◆ Set problem
Only the lines from the one containing "Serialize everything readable" through the end of the records should be retyped, exactly and including both ends; pictures stay out.

◆ Material to process
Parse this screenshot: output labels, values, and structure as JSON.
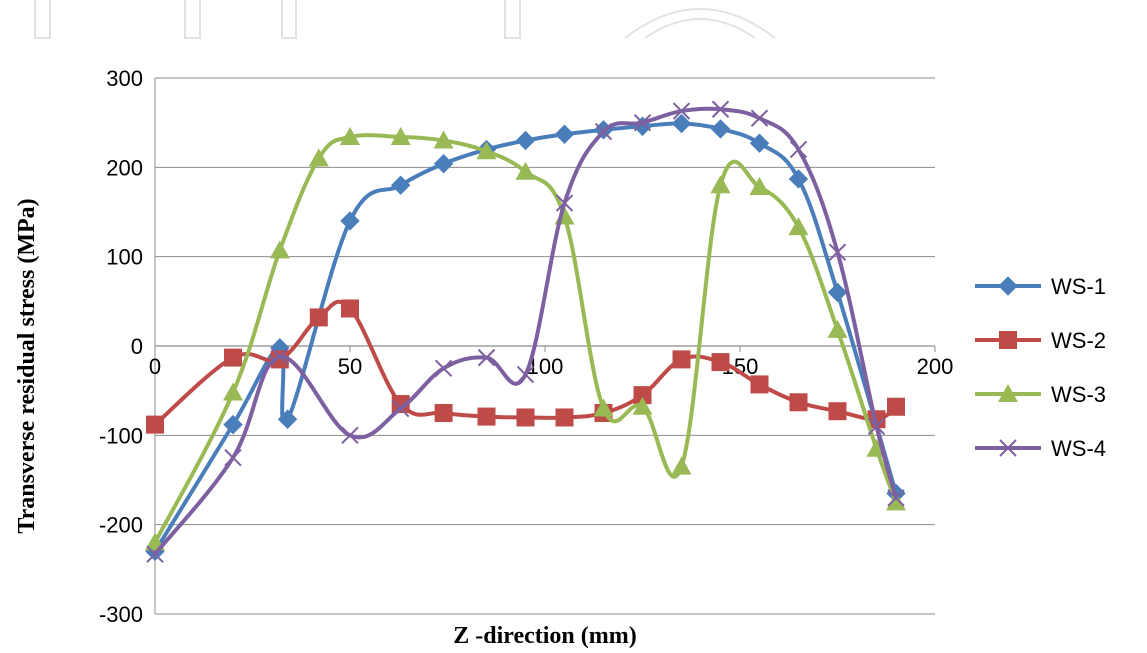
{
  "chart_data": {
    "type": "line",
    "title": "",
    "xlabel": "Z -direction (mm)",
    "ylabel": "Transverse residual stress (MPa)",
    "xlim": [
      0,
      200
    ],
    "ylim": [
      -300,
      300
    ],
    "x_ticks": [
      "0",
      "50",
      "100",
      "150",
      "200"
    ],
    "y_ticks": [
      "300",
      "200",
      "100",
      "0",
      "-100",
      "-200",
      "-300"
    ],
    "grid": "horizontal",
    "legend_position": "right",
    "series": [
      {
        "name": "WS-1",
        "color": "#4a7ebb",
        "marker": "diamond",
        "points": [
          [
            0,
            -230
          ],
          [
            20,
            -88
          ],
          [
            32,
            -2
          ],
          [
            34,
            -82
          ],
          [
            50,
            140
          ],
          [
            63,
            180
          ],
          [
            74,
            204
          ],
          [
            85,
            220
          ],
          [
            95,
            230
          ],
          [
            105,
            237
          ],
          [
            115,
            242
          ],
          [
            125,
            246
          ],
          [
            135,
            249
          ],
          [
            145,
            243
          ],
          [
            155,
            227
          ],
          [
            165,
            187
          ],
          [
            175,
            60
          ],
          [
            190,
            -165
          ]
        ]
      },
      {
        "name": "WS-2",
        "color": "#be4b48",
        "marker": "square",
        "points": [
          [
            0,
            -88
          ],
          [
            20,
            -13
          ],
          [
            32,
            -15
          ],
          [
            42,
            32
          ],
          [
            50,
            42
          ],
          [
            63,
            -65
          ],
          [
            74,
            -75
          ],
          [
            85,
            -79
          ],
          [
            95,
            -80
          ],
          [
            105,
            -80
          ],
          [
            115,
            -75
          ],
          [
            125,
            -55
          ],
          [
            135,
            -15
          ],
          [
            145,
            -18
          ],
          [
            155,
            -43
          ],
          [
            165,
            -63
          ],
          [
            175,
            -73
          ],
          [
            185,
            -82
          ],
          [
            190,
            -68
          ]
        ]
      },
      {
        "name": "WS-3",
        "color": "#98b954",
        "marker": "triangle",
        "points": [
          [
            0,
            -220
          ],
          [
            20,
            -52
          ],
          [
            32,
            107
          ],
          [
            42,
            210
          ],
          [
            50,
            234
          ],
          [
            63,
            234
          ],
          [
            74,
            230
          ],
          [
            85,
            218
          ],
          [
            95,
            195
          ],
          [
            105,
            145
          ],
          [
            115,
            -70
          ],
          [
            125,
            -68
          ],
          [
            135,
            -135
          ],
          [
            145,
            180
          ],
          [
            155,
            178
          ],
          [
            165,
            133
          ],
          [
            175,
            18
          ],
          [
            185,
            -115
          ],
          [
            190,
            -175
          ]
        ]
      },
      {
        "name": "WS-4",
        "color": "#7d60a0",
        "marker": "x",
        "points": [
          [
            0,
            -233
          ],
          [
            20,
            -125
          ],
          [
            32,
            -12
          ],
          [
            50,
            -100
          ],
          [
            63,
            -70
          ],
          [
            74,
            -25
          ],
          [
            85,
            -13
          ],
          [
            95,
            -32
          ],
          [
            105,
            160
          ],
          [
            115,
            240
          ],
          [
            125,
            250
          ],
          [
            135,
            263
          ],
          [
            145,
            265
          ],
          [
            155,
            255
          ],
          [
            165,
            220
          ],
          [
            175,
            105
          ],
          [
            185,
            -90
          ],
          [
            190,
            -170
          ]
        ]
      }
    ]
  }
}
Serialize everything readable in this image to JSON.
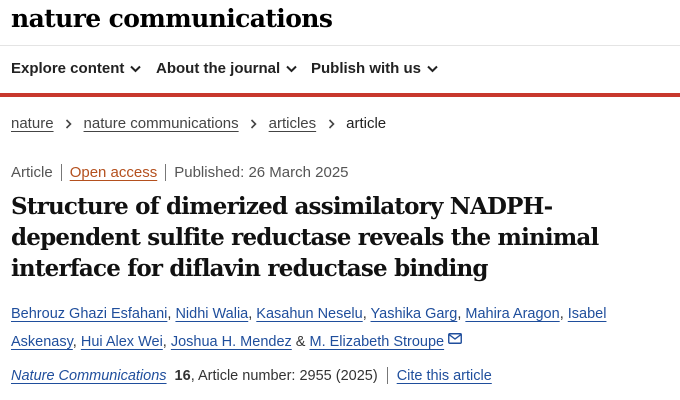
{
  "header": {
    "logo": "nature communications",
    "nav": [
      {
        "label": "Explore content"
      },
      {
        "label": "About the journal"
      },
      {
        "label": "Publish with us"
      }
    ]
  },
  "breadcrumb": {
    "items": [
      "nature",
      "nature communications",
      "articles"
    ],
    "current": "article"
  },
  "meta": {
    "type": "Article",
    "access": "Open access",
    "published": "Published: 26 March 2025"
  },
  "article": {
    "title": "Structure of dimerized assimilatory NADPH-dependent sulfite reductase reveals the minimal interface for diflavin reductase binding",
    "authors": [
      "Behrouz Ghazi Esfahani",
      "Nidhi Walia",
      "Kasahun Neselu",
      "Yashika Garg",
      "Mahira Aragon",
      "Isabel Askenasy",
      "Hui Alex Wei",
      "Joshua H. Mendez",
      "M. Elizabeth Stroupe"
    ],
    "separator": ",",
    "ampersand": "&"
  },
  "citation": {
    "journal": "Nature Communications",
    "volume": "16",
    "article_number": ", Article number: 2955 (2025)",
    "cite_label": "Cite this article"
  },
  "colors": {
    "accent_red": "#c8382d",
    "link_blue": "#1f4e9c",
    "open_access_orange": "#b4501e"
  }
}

◆ Finished task
Serialize everything readable in this image to JSON.
{
  "header": {
    "logo": "nature communications",
    "nav": [
      {
        "label": "Explore content"
      },
      {
        "label": "About the journal"
      },
      {
        "label": "Publish with us"
      }
    ]
  },
  "breadcrumb": {
    "items": [
      "nature",
      "nature communications",
      "articles"
    ],
    "current": "article"
  },
  "meta": {
    "type": "Article",
    "access": "Open access",
    "published": "Published: 26 March 2025"
  },
  "article": {
    "title": "Structure of dimerized assimilatory NADPH-dependent sulfite reductase reveals the minimal interface for diflavin reductase binding",
    "authors": [
      "Behrouz Ghazi Esfahani",
      "Nidhi Walia",
      "Kasahun Neselu",
      "Yashika Garg",
      "Mahira Aragon",
      "Isabel Askenasy",
      "Hui Alex Wei",
      "Joshua H. Mendez",
      "M. Elizabeth Stroupe"
    ],
    "separator": ",",
    "ampersand": "&"
  },
  "citation": {
    "journal": "Nature Communications",
    "volume": "16",
    "article_number": ", Article number: 2955 (2025)",
    "cite_label": "Cite this article"
  },
  "colors": {
    "accent_red": "#c8382d",
    "link_blue": "#1f4e9c",
    "open_access_orange": "#b4501e"
  }
}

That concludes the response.